[Saved entries]

__________________________________________________

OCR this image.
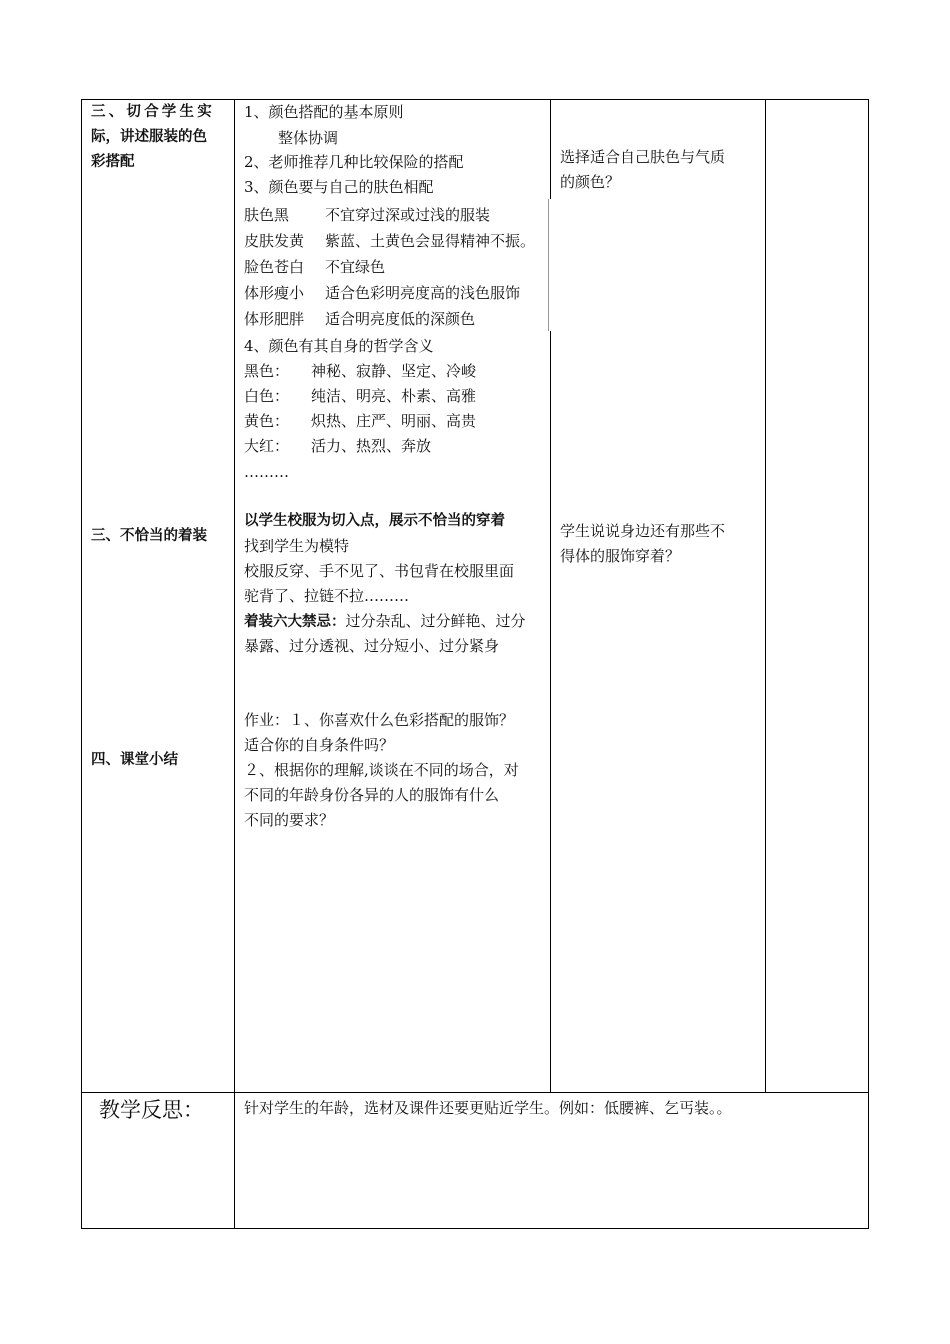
三、切合学生实
际，讲述服装的色
彩搭配
三、不恰当的着装
四、课堂小结
1、颜色搭配的基本原则
整体协调
2、老师推荐几种比较保险的搭配
3、颜色要与自己的肤色相配
肤色黑 不宜穿过深或过浅的服装
皮肤发黄 紫蓝、土黄色会显得精神不振。
脸色苍白 不宜绿色
体形瘦小 适合色彩明亮度高的浅色服饰
体形肥胖 适合明亮度低的深颜色
4、颜色有其自身的哲学含义
黑色： 神秘、寂静、坚定、冷峻
白色： 纯洁、明亮、朴素、高雅
黄色： 炽热、庄严、明丽、高贵
大红： 活力、热烈、奔放
………
以学生校服为切入点，展示不恰当的穿着
找到学生为模特
校服反穿、手不见了、书包背在校服里面
驼背了、拉链不拉………
着装六大禁忌：过分杂乱、过分鲜艳、过分
暴露、过分透视、过分短小、过分紧身
作业：１、你喜欢什么色彩搭配的服饰？
适合你的自身条件吗？
２、根据你的理解,谈谈在不同的场合，对
不同的年龄身份各异的人的服饰有什么
不同的要求？
选择适合自己肤色与气质
的颜色？
学生说说身边还有那些不
得体的服饰穿着？
教学反思：	针对学生的年龄，选材及课件还要更贴近学生。例如：低腰裤、乞丐装。。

__________________________________________________

### Task description
Quote in full the listing given above; the images are to be left out.

### The answer
OCR this image.
三、切合学生实
际，讲述服装的色
彩搭配
三、不恰当的着装
四、课堂小结
1、颜色搭配的基本原则
整体协调
2、老师推荐几种比较保险的搭配
3、颜色要与自己的肤色相配
肤色黑 不宜穿过深或过浅的服装
皮肤发黄 紫蓝、土黄色会显得精神不振。
脸色苍白 不宜绿色
体形瘦小 适合色彩明亮度高的浅色服饰
体形肥胖 适合明亮度低的深颜色
4、颜色有其自身的哲学含义
黑色： 神秘、寂静、坚定、冷峻
白色： 纯洁、明亮、朴素、高雅
黄色： 炽热、庄严、明丽、高贵
大红： 活力、热烈、奔放
………
以学生校服为切入点，展示不恰当的穿着
找到学生为模特
校服反穿、手不见了、书包背在校服里面
驼背了、拉链不拉………
着装六大禁忌：过分杂乱、过分鲜艳、过分
暴露、过分透视、过分短小、过分紧身
作业：１、你喜欢什么色彩搭配的服饰？
适合你的自身条件吗？
２、根据你的理解,谈谈在不同的场合，对
不同的年龄身份各异的人的服饰有什么
不同的要求？
选择适合自己肤色与气质
的颜色？
学生说说身边还有那些不
得体的服饰穿着？
教学反思：	针对学生的年龄，选材及课件还要更贴近学生。例如：低腰裤、乞丐装。。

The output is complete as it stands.